THE REQUEST:
Below are some records; repeat them all exactly, minus the pictures.

SUPPLIED RECORDS:
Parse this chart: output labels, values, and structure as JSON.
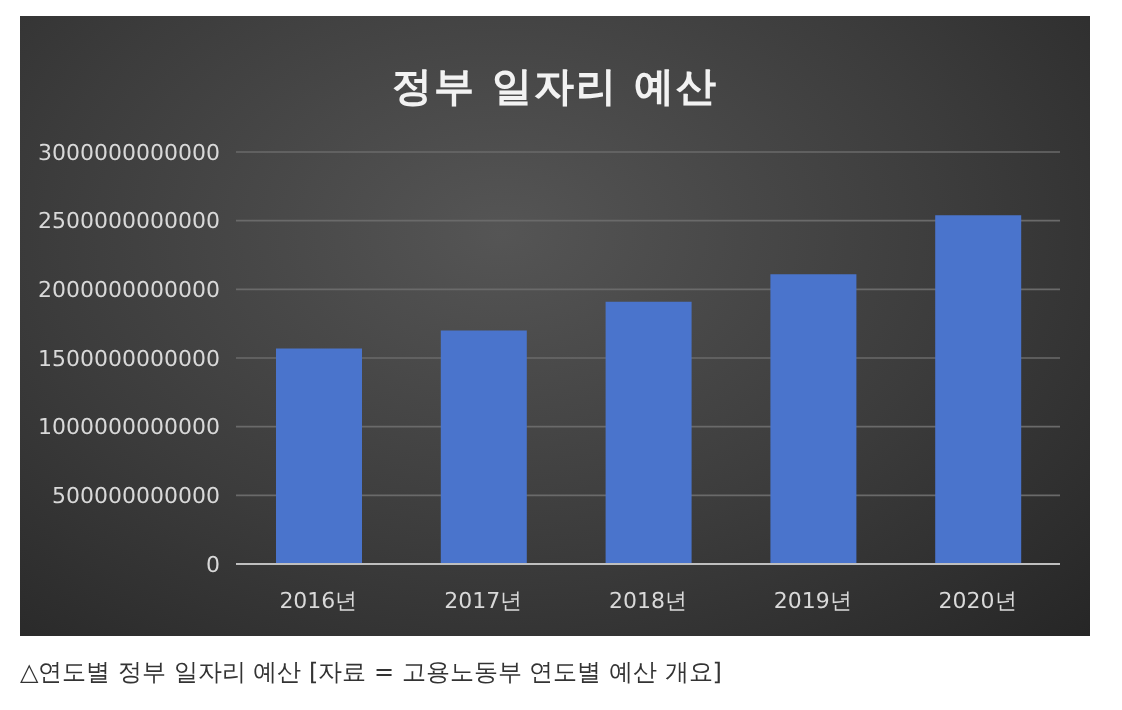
{
  "chart_data": {
    "type": "bar",
    "title": "정부 일자리 예산",
    "categories": [
      "2016년",
      "2017년",
      "2018년",
      "2019년",
      "2020년"
    ],
    "values": [
      1570000000000,
      1700000000000,
      1910000000000,
      2110000000000,
      2540000000000
    ],
    "color": "#4a74cc",
    "ylim": [
      0,
      3000000000000
    ],
    "yticks": [
      0,
      500000000000,
      1000000000000,
      1500000000000,
      2000000000000,
      2500000000000,
      3000000000000
    ],
    "grid": "y",
    "legend": false,
    "annotations": [
      "△연도별 정부 일자리 예산 [자료 = 고용노동부 연도별 예산 개요]"
    ]
  }
}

OUTPUT FOR THIS TASK:
Parse this chart: output labels, values, and structure as JSON.
{
  "chart_data": {
    "type": "bar",
    "title": "정부 일자리 예산",
    "categories": [
      "2016년",
      "2017년",
      "2018년",
      "2019년",
      "2020년"
    ],
    "values": [
      1570000000000,
      1700000000000,
      1910000000000,
      2110000000000,
      2540000000000
    ],
    "color": "#4a74cc",
    "ylim": [
      0,
      3000000000000
    ],
    "yticks": [
      0,
      500000000000,
      1000000000000,
      1500000000000,
      2000000000000,
      2500000000000,
      3000000000000
    ],
    "grid": "y",
    "legend": false,
    "annotations": [
      "△연도별 정부 일자리 예산 [자료 = 고용노동부 연도별 예산 개요]"
    ]
  }
}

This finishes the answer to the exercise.